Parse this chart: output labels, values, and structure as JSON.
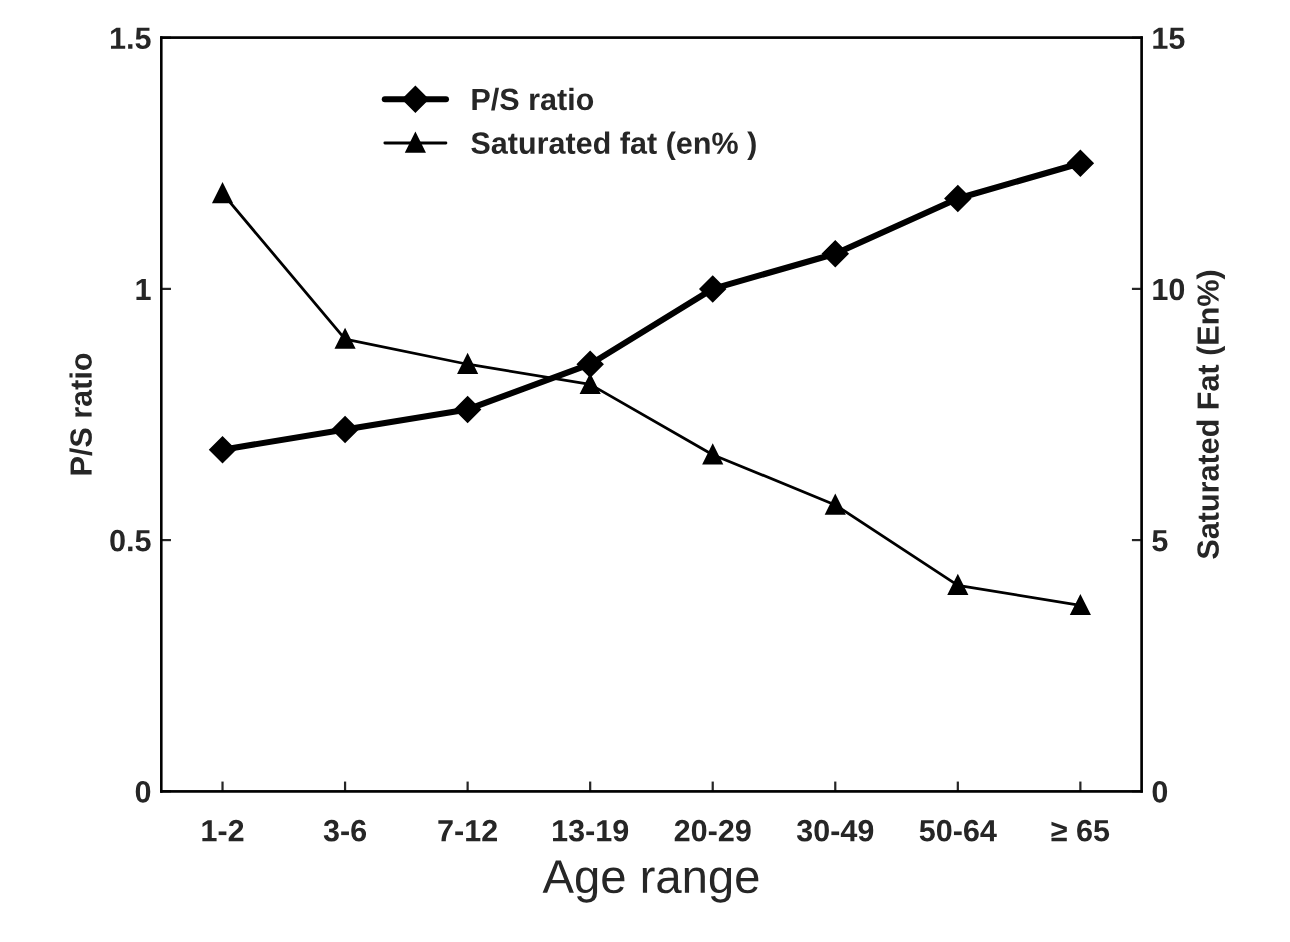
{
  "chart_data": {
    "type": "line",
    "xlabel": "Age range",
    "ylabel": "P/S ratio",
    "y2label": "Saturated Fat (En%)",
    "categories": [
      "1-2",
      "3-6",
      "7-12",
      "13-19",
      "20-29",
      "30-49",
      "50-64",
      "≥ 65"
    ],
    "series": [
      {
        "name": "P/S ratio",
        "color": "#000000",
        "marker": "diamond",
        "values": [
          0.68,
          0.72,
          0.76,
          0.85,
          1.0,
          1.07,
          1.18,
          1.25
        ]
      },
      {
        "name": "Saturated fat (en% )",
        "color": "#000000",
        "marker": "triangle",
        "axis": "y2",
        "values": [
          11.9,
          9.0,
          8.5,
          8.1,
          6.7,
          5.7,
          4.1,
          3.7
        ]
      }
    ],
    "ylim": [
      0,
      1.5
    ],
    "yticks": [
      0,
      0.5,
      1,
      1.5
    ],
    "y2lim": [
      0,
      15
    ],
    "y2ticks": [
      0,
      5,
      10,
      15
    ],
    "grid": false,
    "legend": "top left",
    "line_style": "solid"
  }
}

=======

* Stated task:
In your copy, repeat each record exactly and include no pictures.

* Answer to the exercise:
Parse this chart: output labels, values, and structure as JSON.
{
  "chart_data": {
    "type": "line",
    "xlabel": "Age range",
    "ylabel": "P/S ratio",
    "y2label": "Saturated Fat (En%)",
    "categories": [
      "1-2",
      "3-6",
      "7-12",
      "13-19",
      "20-29",
      "30-49",
      "50-64",
      "≥ 65"
    ],
    "series": [
      {
        "name": "P/S ratio",
        "color": "#000000",
        "marker": "diamond",
        "values": [
          0.68,
          0.72,
          0.76,
          0.85,
          1.0,
          1.07,
          1.18,
          1.25
        ]
      },
      {
        "name": "Saturated fat (en% )",
        "color": "#000000",
        "marker": "triangle",
        "axis": "y2",
        "values": [
          11.9,
          9.0,
          8.5,
          8.1,
          6.7,
          5.7,
          4.1,
          3.7
        ]
      }
    ],
    "ylim": [
      0,
      1.5
    ],
    "yticks": [
      0,
      0.5,
      1,
      1.5
    ],
    "y2lim": [
      0,
      15
    ],
    "y2ticks": [
      0,
      5,
      10,
      15
    ],
    "grid": false,
    "legend": "top left",
    "line_style": "solid"
  }
}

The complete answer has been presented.